Direction:
Tally all lines containing the word "小肠液的". Give the number alone.

Extracted information:
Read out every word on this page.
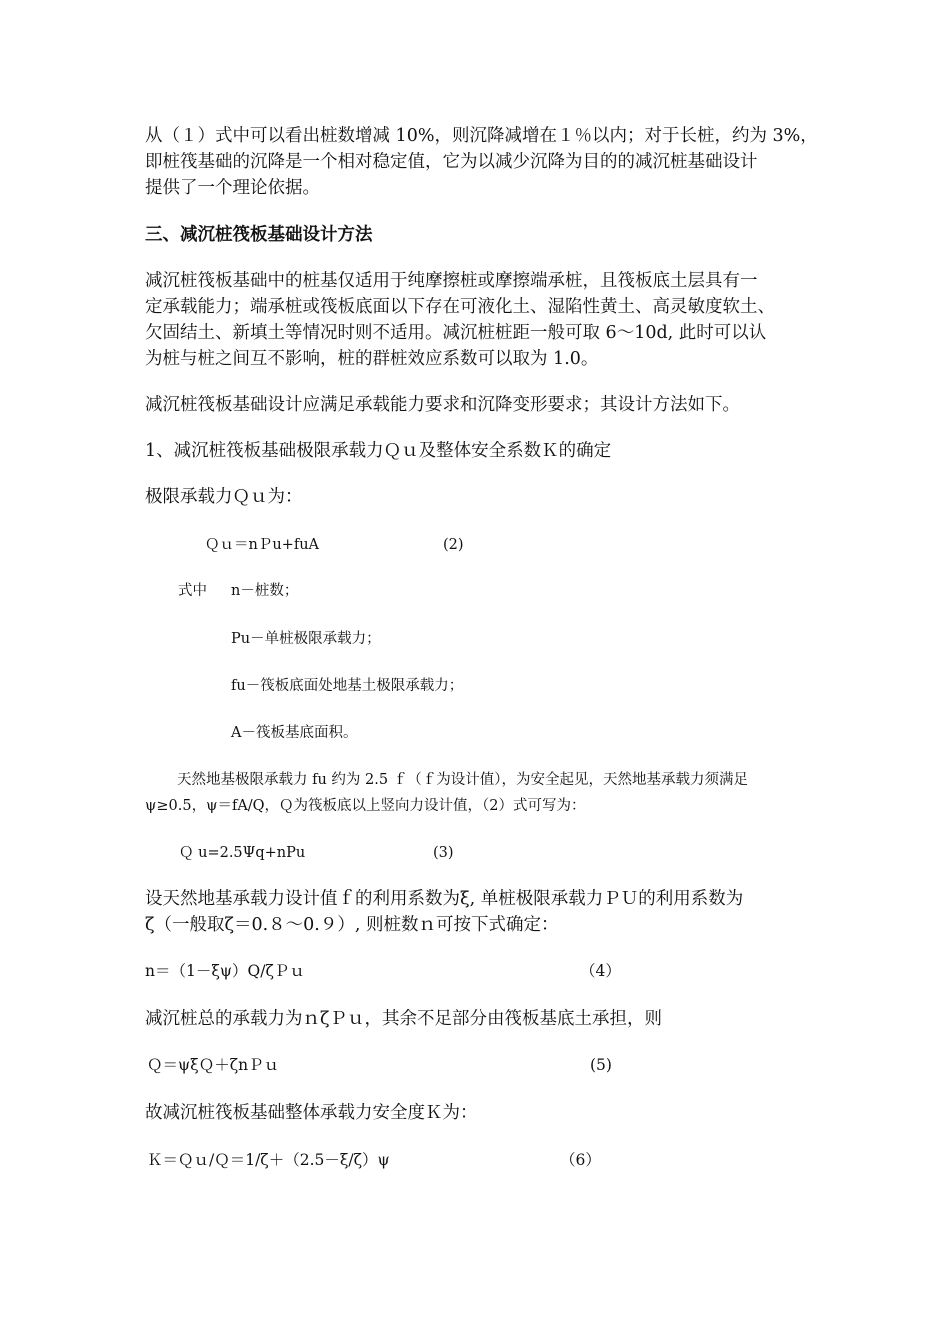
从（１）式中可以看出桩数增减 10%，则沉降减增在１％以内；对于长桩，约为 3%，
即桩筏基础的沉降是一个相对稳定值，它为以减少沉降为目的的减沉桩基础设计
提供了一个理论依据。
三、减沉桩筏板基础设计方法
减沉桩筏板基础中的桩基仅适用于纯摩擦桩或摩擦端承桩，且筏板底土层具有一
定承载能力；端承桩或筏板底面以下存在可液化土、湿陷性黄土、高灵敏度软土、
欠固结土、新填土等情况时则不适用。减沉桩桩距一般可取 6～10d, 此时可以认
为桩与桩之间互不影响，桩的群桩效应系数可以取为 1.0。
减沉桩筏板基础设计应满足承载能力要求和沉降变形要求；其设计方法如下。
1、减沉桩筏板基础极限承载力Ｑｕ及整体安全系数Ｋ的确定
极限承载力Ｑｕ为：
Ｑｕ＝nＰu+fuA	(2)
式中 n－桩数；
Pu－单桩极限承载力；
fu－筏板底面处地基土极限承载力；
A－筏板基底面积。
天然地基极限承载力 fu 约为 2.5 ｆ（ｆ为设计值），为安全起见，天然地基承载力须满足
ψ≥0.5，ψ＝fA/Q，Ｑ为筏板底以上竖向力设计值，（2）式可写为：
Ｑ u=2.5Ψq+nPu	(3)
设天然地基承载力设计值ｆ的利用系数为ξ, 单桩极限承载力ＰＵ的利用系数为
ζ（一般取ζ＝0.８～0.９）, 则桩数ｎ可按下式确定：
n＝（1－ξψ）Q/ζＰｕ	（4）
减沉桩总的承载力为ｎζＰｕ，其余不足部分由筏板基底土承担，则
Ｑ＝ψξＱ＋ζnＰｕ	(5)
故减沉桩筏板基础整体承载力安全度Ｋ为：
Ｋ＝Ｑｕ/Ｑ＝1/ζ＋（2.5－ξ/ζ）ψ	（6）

* * *

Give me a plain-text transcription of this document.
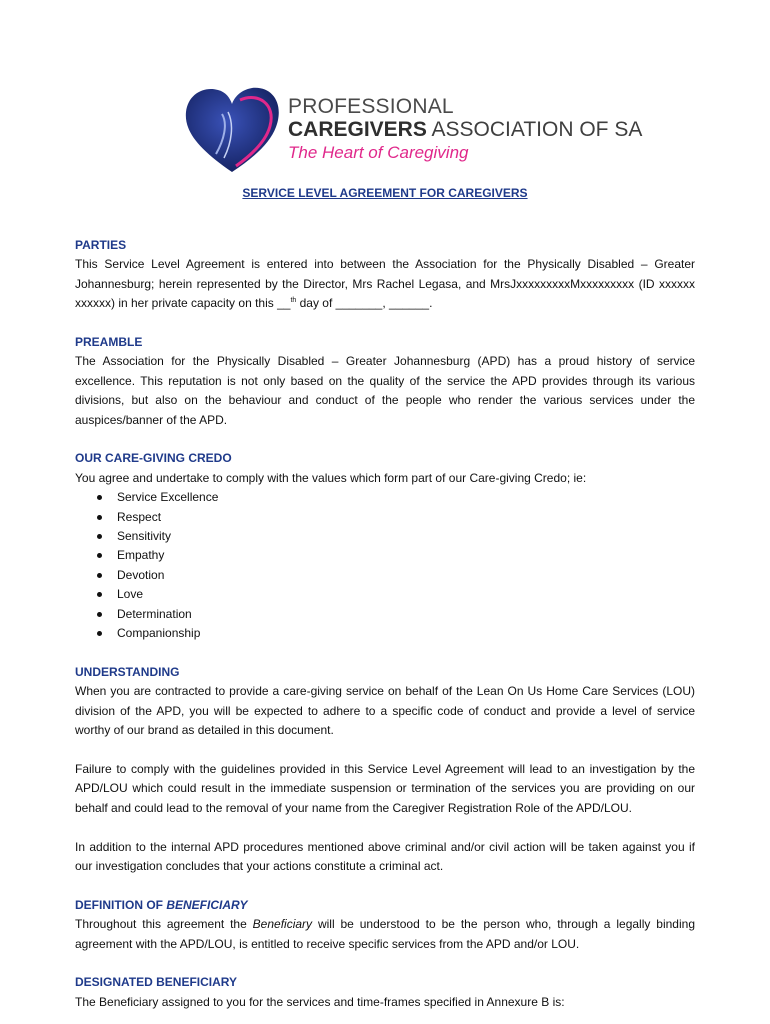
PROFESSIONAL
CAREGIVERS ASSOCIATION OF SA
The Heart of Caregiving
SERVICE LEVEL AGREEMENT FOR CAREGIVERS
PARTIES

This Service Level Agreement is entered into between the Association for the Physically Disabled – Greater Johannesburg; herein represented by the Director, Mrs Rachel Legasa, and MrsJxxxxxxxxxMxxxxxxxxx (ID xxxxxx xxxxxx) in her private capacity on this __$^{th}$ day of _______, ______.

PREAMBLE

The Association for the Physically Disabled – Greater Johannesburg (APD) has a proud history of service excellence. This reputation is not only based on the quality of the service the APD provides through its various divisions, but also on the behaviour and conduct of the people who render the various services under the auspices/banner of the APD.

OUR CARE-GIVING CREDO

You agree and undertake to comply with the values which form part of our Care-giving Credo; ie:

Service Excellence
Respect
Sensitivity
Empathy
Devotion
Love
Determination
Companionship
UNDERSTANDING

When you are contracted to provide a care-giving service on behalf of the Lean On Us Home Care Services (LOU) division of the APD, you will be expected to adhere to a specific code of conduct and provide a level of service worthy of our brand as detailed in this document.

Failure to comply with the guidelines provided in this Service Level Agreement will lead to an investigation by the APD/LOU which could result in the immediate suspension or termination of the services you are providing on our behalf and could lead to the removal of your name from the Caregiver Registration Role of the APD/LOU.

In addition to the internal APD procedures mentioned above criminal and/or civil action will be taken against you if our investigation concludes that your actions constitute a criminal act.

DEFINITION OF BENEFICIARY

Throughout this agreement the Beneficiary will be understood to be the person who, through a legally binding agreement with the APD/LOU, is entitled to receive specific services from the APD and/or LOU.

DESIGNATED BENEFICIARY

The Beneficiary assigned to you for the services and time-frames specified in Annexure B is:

==

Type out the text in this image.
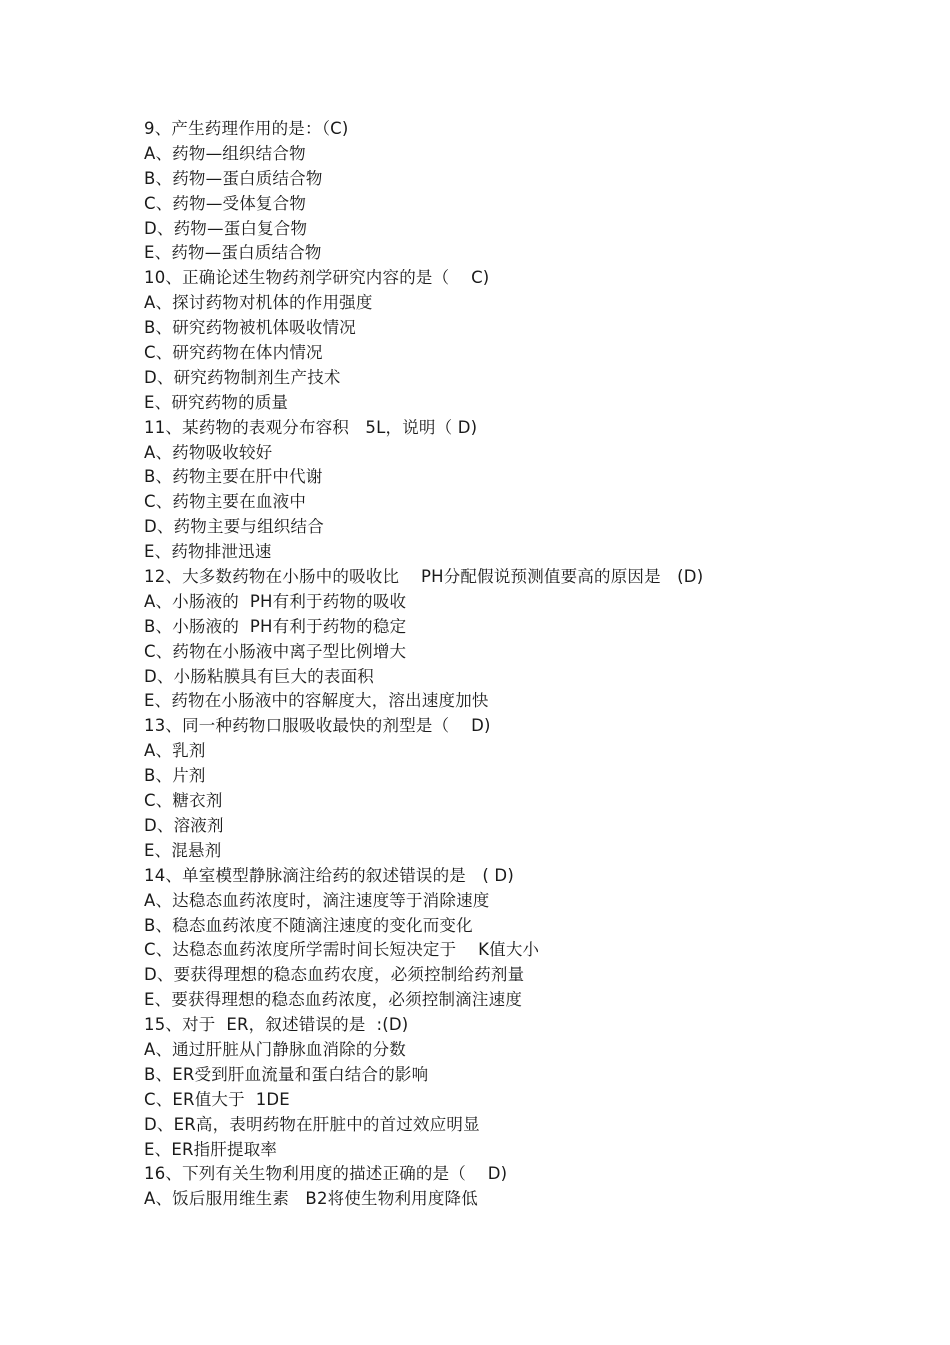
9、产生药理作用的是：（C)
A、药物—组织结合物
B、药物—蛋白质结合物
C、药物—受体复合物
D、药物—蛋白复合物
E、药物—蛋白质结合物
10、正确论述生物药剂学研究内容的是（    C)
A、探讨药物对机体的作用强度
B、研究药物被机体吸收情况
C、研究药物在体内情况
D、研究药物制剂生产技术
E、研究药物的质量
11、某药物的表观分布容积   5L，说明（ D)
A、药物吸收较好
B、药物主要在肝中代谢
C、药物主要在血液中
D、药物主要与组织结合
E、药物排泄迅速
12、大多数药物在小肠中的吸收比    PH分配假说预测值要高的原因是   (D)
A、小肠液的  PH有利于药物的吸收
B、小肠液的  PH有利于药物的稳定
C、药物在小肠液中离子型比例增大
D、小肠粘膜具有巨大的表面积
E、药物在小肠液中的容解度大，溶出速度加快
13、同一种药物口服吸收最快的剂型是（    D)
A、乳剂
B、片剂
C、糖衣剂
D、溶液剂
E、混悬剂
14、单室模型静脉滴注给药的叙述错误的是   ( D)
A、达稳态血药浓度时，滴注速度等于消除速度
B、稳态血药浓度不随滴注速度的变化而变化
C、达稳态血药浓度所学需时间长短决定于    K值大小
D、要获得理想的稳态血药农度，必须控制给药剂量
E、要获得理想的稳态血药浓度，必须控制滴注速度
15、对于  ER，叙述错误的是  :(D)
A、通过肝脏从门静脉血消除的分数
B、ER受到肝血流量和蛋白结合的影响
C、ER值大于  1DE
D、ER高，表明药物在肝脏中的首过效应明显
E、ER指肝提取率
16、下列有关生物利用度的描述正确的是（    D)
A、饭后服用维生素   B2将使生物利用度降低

Completed exercise:
2